Copy the data precisely, keeping every character.

======== Items

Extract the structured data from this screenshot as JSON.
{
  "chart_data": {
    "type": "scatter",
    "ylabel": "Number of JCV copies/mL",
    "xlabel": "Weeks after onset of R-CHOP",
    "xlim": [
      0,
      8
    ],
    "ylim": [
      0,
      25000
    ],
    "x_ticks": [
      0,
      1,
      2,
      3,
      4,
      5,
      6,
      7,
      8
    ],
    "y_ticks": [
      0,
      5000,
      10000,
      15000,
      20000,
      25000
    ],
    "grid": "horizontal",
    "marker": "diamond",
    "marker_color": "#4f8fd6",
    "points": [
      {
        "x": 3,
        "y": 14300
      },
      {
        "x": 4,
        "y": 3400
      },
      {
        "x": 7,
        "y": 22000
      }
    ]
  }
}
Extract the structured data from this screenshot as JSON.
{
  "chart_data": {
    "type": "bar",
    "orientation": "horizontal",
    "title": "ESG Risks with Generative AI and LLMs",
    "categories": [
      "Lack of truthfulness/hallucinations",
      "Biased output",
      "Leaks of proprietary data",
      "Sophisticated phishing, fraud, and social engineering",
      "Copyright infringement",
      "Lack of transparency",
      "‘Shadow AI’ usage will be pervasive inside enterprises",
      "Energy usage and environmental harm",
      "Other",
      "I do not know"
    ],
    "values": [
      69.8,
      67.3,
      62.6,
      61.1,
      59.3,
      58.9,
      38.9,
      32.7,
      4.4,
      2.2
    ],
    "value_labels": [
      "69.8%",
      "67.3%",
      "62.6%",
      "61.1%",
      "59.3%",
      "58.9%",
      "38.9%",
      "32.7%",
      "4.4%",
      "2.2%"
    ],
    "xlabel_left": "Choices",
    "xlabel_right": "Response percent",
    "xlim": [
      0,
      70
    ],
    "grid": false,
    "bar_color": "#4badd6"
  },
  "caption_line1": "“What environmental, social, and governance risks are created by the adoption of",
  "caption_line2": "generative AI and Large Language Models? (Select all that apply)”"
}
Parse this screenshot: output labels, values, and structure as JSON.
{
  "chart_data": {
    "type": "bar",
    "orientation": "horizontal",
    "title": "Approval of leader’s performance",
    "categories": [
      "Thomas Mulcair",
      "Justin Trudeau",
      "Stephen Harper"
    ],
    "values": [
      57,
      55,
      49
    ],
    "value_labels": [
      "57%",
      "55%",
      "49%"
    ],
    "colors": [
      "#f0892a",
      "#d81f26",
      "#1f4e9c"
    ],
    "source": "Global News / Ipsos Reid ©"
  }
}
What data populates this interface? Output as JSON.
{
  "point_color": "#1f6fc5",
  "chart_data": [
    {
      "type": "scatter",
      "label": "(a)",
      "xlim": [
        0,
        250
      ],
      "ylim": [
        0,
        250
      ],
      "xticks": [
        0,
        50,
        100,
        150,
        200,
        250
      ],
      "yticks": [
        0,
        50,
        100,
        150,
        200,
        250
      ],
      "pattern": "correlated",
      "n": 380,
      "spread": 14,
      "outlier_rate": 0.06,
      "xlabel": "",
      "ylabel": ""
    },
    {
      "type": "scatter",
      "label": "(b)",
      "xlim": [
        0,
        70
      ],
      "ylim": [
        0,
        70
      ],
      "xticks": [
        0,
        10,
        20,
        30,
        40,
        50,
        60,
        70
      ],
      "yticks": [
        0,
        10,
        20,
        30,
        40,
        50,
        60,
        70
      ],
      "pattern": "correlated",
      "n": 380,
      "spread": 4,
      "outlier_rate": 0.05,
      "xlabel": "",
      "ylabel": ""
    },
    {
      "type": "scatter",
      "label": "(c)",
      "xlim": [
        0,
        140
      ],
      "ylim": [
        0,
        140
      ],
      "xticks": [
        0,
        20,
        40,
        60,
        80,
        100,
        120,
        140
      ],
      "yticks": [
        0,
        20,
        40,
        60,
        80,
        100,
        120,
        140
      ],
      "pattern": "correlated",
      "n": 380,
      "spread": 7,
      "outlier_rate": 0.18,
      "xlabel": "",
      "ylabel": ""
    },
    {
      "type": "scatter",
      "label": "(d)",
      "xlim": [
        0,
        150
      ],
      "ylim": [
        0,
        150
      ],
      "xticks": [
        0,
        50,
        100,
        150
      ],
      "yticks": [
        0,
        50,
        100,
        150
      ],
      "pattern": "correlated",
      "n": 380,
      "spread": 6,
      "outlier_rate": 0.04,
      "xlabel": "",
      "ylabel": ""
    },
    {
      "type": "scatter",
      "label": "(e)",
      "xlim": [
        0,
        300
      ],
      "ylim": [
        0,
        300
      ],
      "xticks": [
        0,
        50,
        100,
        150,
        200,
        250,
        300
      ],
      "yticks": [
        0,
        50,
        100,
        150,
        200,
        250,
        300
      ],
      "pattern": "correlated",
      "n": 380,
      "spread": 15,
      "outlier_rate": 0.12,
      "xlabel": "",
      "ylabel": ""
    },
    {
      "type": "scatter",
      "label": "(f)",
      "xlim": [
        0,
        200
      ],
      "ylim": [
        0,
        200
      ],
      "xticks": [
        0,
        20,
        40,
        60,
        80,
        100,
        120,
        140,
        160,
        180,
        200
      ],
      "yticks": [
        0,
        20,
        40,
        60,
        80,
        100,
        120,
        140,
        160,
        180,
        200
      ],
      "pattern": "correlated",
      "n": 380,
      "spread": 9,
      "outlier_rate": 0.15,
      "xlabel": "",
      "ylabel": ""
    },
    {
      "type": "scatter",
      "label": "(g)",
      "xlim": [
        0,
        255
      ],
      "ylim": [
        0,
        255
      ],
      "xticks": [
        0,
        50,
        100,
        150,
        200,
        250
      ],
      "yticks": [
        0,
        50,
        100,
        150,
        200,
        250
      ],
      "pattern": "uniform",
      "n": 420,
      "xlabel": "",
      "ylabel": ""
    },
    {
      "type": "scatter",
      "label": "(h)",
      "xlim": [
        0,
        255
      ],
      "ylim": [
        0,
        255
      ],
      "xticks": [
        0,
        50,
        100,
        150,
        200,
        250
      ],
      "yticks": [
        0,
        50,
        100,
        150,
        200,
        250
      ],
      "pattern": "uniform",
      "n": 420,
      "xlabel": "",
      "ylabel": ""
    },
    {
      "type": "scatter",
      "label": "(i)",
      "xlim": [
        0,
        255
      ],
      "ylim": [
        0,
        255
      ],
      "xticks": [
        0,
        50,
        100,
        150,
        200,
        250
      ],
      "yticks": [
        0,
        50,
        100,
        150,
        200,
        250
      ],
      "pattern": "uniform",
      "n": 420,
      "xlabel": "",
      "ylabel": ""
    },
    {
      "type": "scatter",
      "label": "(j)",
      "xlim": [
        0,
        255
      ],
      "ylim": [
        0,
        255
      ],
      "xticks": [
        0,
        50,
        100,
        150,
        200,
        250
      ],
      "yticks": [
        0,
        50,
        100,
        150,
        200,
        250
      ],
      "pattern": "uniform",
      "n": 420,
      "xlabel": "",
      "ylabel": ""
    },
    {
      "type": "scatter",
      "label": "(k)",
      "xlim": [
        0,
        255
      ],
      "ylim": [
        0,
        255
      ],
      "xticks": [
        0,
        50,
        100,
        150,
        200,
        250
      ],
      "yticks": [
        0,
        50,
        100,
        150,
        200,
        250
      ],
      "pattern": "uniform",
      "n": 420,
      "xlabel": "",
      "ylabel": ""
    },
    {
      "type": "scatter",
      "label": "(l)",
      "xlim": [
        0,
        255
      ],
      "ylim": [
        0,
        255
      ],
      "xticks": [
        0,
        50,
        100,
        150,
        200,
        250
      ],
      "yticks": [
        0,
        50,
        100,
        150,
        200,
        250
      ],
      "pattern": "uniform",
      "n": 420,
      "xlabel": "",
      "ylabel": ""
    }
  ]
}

================

Written response ->
Extract the structured data from this screenshot as JSON.
{
  "chart_data": {
    "type": "scatter",
    "ylabel": "Number of JCV copies/mL",
    "xlabel": "Weeks after onset of R-CHOP",
    "xlim": [
      0,
      8
    ],
    "ylim": [
      0,
      25000
    ],
    "x_ticks": [
      0,
      1,
      2,
      3,
      4,
      5,
      6,
      7,
      8
    ],
    "y_ticks": [
      0,
      5000,
      10000,
      15000,
      20000,
      25000
    ],
    "grid": "horizontal",
    "marker": "diamond",
    "marker_color": "#4f8fd6",
    "points": [
      {
        "x": 3,
        "y": 14300
      },
      {
        "x": 4,
        "y": 3400
      },
      {
        "x": 7,
        "y": 22000
      }
    ]
  }
}
Extract the structured data from this screenshot as JSON.
{
  "chart_data": {
    "type": "bar",
    "orientation": "horizontal",
    "title": "ESG Risks with Generative AI and LLMs",
    "categories": [
      "Lack of truthfulness/hallucinations",
      "Biased output",
      "Leaks of proprietary data",
      "Sophisticated phishing, fraud, and social engineering",
      "Copyright infringement",
      "Lack of transparency",
      "‘Shadow AI’ usage will be pervasive inside enterprises",
      "Energy usage and environmental harm",
      "Other",
      "I do not know"
    ],
    "values": [
      69.8,
      67.3,
      62.6,
      61.1,
      59.3,
      58.9,
      38.9,
      32.7,
      4.4,
      2.2
    ],
    "value_labels": [
      "69.8%",
      "67.3%",
      "62.6%",
      "61.1%",
      "59.3%",
      "58.9%",
      "38.9%",
      "32.7%",
      "4.4%",
      "2.2%"
    ],
    "xlabel_left": "Choices",
    "xlabel_right": "Response percent",
    "xlim": [
      0,
      70
    ],
    "grid": false,
    "bar_color": "#4badd6"
  },
  "caption_line1": "“What environmental, social, and governance risks are created by the adoption of",
  "caption_line2": "generative AI and Large Language Models? (Select all that apply)”"
}
Parse this screenshot: output labels, values, and structure as JSON.
{
  "chart_data": {
    "type": "bar",
    "orientation": "horizontal",
    "title": "Approval of leader’s performance",
    "categories": [
      "Thomas Mulcair",
      "Justin Trudeau",
      "Stephen Harper"
    ],
    "values": [
      57,
      55,
      49
    ],
    "value_labels": [
      "57%",
      "55%",
      "49%"
    ],
    "colors": [
      "#f0892a",
      "#d81f26",
      "#1f4e9c"
    ],
    "source": "Global News / Ipsos Reid ©"
  }
}
What data populates this interface? Output as JSON.
{
  "point_color": "#1f6fc5",
  "chart_data": [
    {
      "type": "scatter",
      "label": "(a)",
      "xlim": [
        0,
        250
      ],
      "ylim": [
        0,
        250
      ],
      "xticks": [
        0,
        50,
        100,
        150,
        200,
        250
      ],
      "yticks": [
        0,
        50,
        100,
        150,
        200,
        250
      ],
      "pattern": "correlated",
      "n": 380,
      "spread": 14,
      "outlier_rate": 0.06,
      "xlabel": "",
      "ylabel": ""
    },
    {
      "type": "scatter",
      "label": "(b)",
      "xlim": [
        0,
        70
      ],
      "ylim": [
        0,
        70
      ],
      "xticks": [
        0,
        10,
        20,
        30,
        40,
        50,
        60,
        70
      ],
      "yticks": [
        0,
        10,
        20,
        30,
        40,
        50,
        60,
        70
      ],
      "pattern": "correlated",
      "n": 380,
      "spread": 4,
      "outlier_rate": 0.05,
      "xlabel": "",
      "ylabel": ""
    },
    {
      "type": "scatter",
      "label": "(c)",
      "xlim": [
        0,
        140
      ],
      "ylim": [
        0,
        140
      ],
      "xticks": [
        0,
        20,
        40,
        60,
        80,
        100,
        120,
        140
      ],
      "yticks": [
        0,
        20,
        40,
        60,
        80,
        100,
        120,
        140
      ],
      "pattern": "correlated",
      "n": 380,
      "spread": 7,
      "outlier_rate": 0.18,
      "xlabel": "",
      "ylabel": ""
    },
    {
      "type": "scatter",
      "label": "(d)",
      "xlim": [
        0,
        150
      ],
      "ylim": [
        0,
        150
      ],
      "xticks": [
        0,
        50,
        100,
        150
      ],
      "yticks": [
        0,
        50,
        100,
        150
      ],
      "pattern": "correlated",
      "n": 380,
      "spread": 6,
      "outlier_rate": 0.04,
      "xlabel": "",
      "ylabel": ""
    },
    {
      "type": "scatter",
      "label": "(e)",
      "xlim": [
        0,
        300
      ],
      "ylim": [
        0,
        300
      ],
      "xticks": [
        0,
        50,
        100,
        150,
        200,
        250,
        300
      ],
      "yticks": [
        0,
        50,
        100,
        150,
        200,
        250,
        300
      ],
      "pattern": "correlated",
      "n": 380,
      "spread": 15,
      "outlier_rate": 0.12,
      "xlabel": "",
      "ylabel": ""
    },
    {
      "type": "scatter",
      "label": "(f)",
      "xlim": [
        0,
        200
      ],
      "ylim": [
        0,
        200
      ],
      "xticks": [
        0,
        20,
        40,
        60,
        80,
        100,
        120,
        140,
        160,
        180,
        200
      ],
      "yticks": [
        0,
        20,
        40,
        60,
        80,
        100,
        120,
        140,
        160,
        180,
        200
      ],
      "pattern": "correlated",
      "n": 380,
      "spread": 9,
      "outlier_rate": 0.15,
      "xlabel": "",
      "ylabel": ""
    },
    {
      "type": "scatter",
      "label": "(g)",
      "xlim": [
        0,
        255
      ],
      "ylim": [
        0,
        255
      ],
      "xticks": [
        0,
        50,
        100,
        150,
        200,
        250
      ],
      "yticks": [
        0,
        50,
        100,
        150,
        200,
        250
      ],
      "pattern": "uniform",
      "n": 420,
      "xlabel": "",
      "ylabel": ""
    },
    {
      "type": "scatter",
      "label": "(h)",
      "xlim": [
        0,
        255
      ],
      "ylim": [
        0,
        255
      ],
      "xticks": [
        0,
        50,
        100,
        150,
        200,
        250
      ],
      "yticks": [
        0,
        50,
        100,
        150,
        200,
        250
      ],
      "pattern": "uniform",
      "n": 420,
      "xlabel": "",
      "ylabel": ""
    },
    {
      "type": "scatter",
      "label": "(i)",
      "xlim": [
        0,
        255
      ],
      "ylim": [
        0,
        255
      ],
      "xticks": [
        0,
        50,
        100,
        150,
        200,
        250
      ],
      "yticks": [
        0,
        50,
        100,
        150,
        200,
        250
      ],
      "pattern": "uniform",
      "n": 420,
      "xlabel": "",
      "ylabel": ""
    },
    {
      "type": "scatter",
      "label": "(j)",
      "xlim": [
        0,
        255
      ],
      "ylim": [
        0,
        255
      ],
      "xticks": [
        0,
        50,
        100,
        150,
        200,
        250
      ],
      "yticks": [
        0,
        50,
        100,
        150,
        200,
        250
      ],
      "pattern": "uniform",
      "n": 420,
      "xlabel": "",
      "ylabel": ""
    },
    {
      "type": "scatter",
      "label": "(k)",
      "xlim": [
        0,
        255
      ],
      "ylim": [
        0,
        255
      ],
      "xticks": [
        0,
        50,
        100,
        150,
        200,
        250
      ],
      "yticks": [
        0,
        50,
        100,
        150,
        200,
        250
      ],
      "pattern": "uniform",
      "n": 420,
      "xlabel": "",
      "ylabel": ""
    },
    {
      "type": "scatter",
      "label": "(l)",
      "xlim": [
        0,
        255
      ],
      "ylim": [
        0,
        255
      ],
      "xticks": [
        0,
        50,
        100,
        150,
        200,
        250
      ],
      "yticks": [
        0,
        50,
        100,
        150,
        200,
        250
      ],
      "pattern": "uniform",
      "n": 420,
      "xlabel": "",
      "ylabel": ""
    }
  ]
}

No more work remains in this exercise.